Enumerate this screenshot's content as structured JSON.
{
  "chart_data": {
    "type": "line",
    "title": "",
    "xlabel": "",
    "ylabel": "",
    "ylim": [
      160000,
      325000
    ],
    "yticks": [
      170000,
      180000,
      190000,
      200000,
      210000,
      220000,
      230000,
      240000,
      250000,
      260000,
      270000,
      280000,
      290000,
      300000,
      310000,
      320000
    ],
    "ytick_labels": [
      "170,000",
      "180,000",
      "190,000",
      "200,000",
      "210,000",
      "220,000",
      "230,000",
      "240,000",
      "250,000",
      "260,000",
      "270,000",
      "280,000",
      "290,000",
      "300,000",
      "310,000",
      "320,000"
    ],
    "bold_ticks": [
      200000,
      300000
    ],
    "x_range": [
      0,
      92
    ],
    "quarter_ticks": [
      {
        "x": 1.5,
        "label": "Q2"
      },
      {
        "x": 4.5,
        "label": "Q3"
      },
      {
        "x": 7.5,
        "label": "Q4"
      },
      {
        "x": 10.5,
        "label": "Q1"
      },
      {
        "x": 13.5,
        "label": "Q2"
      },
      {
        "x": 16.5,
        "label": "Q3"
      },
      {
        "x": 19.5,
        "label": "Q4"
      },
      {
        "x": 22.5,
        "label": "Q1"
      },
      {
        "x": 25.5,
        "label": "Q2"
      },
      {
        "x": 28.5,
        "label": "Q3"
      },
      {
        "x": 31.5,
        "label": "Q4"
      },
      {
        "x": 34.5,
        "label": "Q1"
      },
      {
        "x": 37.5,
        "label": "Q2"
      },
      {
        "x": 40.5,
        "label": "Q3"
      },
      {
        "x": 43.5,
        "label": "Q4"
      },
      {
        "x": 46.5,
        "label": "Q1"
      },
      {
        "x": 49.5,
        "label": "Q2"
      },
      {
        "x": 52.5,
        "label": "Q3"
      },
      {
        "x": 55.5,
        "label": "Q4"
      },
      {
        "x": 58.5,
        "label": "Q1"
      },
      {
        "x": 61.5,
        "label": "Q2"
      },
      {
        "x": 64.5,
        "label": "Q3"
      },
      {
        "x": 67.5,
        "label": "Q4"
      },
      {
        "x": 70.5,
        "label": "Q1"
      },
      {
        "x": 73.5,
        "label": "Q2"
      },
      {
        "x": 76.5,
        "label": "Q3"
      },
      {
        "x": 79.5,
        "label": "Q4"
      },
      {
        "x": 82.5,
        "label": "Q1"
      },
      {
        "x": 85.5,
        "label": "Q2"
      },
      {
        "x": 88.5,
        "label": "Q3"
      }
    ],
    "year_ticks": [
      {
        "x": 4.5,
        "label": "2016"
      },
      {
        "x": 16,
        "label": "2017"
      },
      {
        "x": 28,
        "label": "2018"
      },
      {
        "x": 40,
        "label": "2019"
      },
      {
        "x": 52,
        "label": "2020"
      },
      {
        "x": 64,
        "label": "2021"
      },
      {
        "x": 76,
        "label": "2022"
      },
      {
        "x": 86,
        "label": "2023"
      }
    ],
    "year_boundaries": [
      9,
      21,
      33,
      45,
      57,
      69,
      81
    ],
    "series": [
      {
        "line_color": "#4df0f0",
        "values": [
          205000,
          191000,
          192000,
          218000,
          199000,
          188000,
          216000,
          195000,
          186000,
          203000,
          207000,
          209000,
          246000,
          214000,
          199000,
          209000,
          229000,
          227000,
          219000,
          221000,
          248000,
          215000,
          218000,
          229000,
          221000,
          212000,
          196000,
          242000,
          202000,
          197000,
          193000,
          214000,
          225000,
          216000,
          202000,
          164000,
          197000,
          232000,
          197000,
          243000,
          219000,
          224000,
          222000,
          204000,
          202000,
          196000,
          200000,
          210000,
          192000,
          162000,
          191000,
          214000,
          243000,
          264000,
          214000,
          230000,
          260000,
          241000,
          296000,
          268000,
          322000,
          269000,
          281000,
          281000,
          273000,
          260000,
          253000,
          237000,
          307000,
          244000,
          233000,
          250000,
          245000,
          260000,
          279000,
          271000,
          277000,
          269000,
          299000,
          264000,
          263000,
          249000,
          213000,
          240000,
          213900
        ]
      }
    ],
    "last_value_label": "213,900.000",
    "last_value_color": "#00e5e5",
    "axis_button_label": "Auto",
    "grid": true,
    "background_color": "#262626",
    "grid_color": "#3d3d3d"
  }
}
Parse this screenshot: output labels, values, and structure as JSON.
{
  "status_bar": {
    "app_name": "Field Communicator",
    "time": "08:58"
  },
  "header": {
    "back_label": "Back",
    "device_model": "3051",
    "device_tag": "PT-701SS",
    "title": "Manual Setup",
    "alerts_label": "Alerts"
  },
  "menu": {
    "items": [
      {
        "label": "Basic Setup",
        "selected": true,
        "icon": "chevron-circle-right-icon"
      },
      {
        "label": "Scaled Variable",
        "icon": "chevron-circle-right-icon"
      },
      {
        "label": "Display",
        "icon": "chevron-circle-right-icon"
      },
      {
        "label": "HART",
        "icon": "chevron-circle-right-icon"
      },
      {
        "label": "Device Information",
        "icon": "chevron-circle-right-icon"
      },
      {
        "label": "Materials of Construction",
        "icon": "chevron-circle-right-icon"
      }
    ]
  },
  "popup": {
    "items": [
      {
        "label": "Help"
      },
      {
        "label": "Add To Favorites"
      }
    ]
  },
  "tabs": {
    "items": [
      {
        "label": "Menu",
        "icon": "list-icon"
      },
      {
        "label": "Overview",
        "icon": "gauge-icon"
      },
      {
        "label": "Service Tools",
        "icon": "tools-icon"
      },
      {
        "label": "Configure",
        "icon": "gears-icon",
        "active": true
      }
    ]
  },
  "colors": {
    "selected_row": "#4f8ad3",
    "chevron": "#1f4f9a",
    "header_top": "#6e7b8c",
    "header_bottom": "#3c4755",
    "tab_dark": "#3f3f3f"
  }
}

### Exercise description
Every record above must be duplicated exactly.

### Result
Enumerate this screenshot's content as structured JSON.
{
  "chart_data": {
    "type": "line",
    "title": "",
    "xlabel": "",
    "ylabel": "",
    "ylim": [
      160000,
      325000
    ],
    "yticks": [
      170000,
      180000,
      190000,
      200000,
      210000,
      220000,
      230000,
      240000,
      250000,
      260000,
      270000,
      280000,
      290000,
      300000,
      310000,
      320000
    ],
    "ytick_labels": [
      "170,000",
      "180,000",
      "190,000",
      "200,000",
      "210,000",
      "220,000",
      "230,000",
      "240,000",
      "250,000",
      "260,000",
      "270,000",
      "280,000",
      "290,000",
      "300,000",
      "310,000",
      "320,000"
    ],
    "bold_ticks": [
      200000,
      300000
    ],
    "x_range": [
      0,
      92
    ],
    "quarter_ticks": [
      {
        "x": 1.5,
        "label": "Q2"
      },
      {
        "x": 4.5,
        "label": "Q3"
      },
      {
        "x": 7.5,
        "label": "Q4"
      },
      {
        "x": 10.5,
        "label": "Q1"
      },
      {
        "x": 13.5,
        "label": "Q2"
      },
      {
        "x": 16.5,
        "label": "Q3"
      },
      {
        "x": 19.5,
        "label": "Q4"
      },
      {
        "x": 22.5,
        "label": "Q1"
      },
      {
        "x": 25.5,
        "label": "Q2"
      },
      {
        "x": 28.5,
        "label": "Q3"
      },
      {
        "x": 31.5,
        "label": "Q4"
      },
      {
        "x": 34.5,
        "label": "Q1"
      },
      {
        "x": 37.5,
        "label": "Q2"
      },
      {
        "x": 40.5,
        "label": "Q3"
      },
      {
        "x": 43.5,
        "label": "Q4"
      },
      {
        "x": 46.5,
        "label": "Q1"
      },
      {
        "x": 49.5,
        "label": "Q2"
      },
      {
        "x": 52.5,
        "label": "Q3"
      },
      {
        "x": 55.5,
        "label": "Q4"
      },
      {
        "x": 58.5,
        "label": "Q1"
      },
      {
        "x": 61.5,
        "label": "Q2"
      },
      {
        "x": 64.5,
        "label": "Q3"
      },
      {
        "x": 67.5,
        "label": "Q4"
      },
      {
        "x": 70.5,
        "label": "Q1"
      },
      {
        "x": 73.5,
        "label": "Q2"
      },
      {
        "x": 76.5,
        "label": "Q3"
      },
      {
        "x": 79.5,
        "label": "Q4"
      },
      {
        "x": 82.5,
        "label": "Q1"
      },
      {
        "x": 85.5,
        "label": "Q2"
      },
      {
        "x": 88.5,
        "label": "Q3"
      }
    ],
    "year_ticks": [
      {
        "x": 4.5,
        "label": "2016"
      },
      {
        "x": 16,
        "label": "2017"
      },
      {
        "x": 28,
        "label": "2018"
      },
      {
        "x": 40,
        "label": "2019"
      },
      {
        "x": 52,
        "label": "2020"
      },
      {
        "x": 64,
        "label": "2021"
      },
      {
        "x": 76,
        "label": "2022"
      },
      {
        "x": 86,
        "label": "2023"
      }
    ],
    "year_boundaries": [
      9,
      21,
      33,
      45,
      57,
      69,
      81
    ],
    "series": [
      {
        "line_color": "#4df0f0",
        "values": [
          205000,
          191000,
          192000,
          218000,
          199000,
          188000,
          216000,
          195000,
          186000,
          203000,
          207000,
          209000,
          246000,
          214000,
          199000,
          209000,
          229000,
          227000,
          219000,
          221000,
          248000,
          215000,
          218000,
          229000,
          221000,
          212000,
          196000,
          242000,
          202000,
          197000,
          193000,
          214000,
          225000,
          216000,
          202000,
          164000,
          197000,
          232000,
          197000,
          243000,
          219000,
          224000,
          222000,
          204000,
          202000,
          196000,
          200000,
          210000,
          192000,
          162000,
          191000,
          214000,
          243000,
          264000,
          214000,
          230000,
          260000,
          241000,
          296000,
          268000,
          322000,
          269000,
          281000,
          281000,
          273000,
          260000,
          253000,
          237000,
          307000,
          244000,
          233000,
          250000,
          245000,
          260000,
          279000,
          271000,
          277000,
          269000,
          299000,
          264000,
          263000,
          249000,
          213000,
          240000,
          213900
        ]
      }
    ],
    "last_value_label": "213,900.000",
    "last_value_color": "#00e5e5",
    "axis_button_label": "Auto",
    "grid": true,
    "background_color": "#262626",
    "grid_color": "#3d3d3d"
  }
}
Parse this screenshot: output labels, values, and structure as JSON.
{
  "status_bar": {
    "app_name": "Field Communicator",
    "time": "08:58"
  },
  "header": {
    "back_label": "Back",
    "device_model": "3051",
    "device_tag": "PT-701SS",
    "title": "Manual Setup",
    "alerts_label": "Alerts"
  },
  "menu": {
    "items": [
      {
        "label": "Basic Setup",
        "selected": true,
        "icon": "chevron-circle-right-icon"
      },
      {
        "label": "Scaled Variable",
        "icon": "chevron-circle-right-icon"
      },
      {
        "label": "Display",
        "icon": "chevron-circle-right-icon"
      },
      {
        "label": "HART",
        "icon": "chevron-circle-right-icon"
      },
      {
        "label": "Device Information",
        "icon": "chevron-circle-right-icon"
      },
      {
        "label": "Materials of Construction",
        "icon": "chevron-circle-right-icon"
      }
    ]
  },
  "popup": {
    "items": [
      {
        "label": "Help"
      },
      {
        "label": "Add To Favorites"
      }
    ]
  },
  "tabs": {
    "items": [
      {
        "label": "Menu",
        "icon": "list-icon"
      },
      {
        "label": "Overview",
        "icon": "gauge-icon"
      },
      {
        "label": "Service Tools",
        "icon": "tools-icon"
      },
      {
        "label": "Configure",
        "icon": "gears-icon",
        "active": true
      }
    ]
  },
  "colors": {
    "selected_row": "#4f8ad3",
    "chevron": "#1f4f9a",
    "header_top": "#6e7b8c",
    "header_bottom": "#3c4755",
    "tab_dark": "#3f3f3f"
  }
}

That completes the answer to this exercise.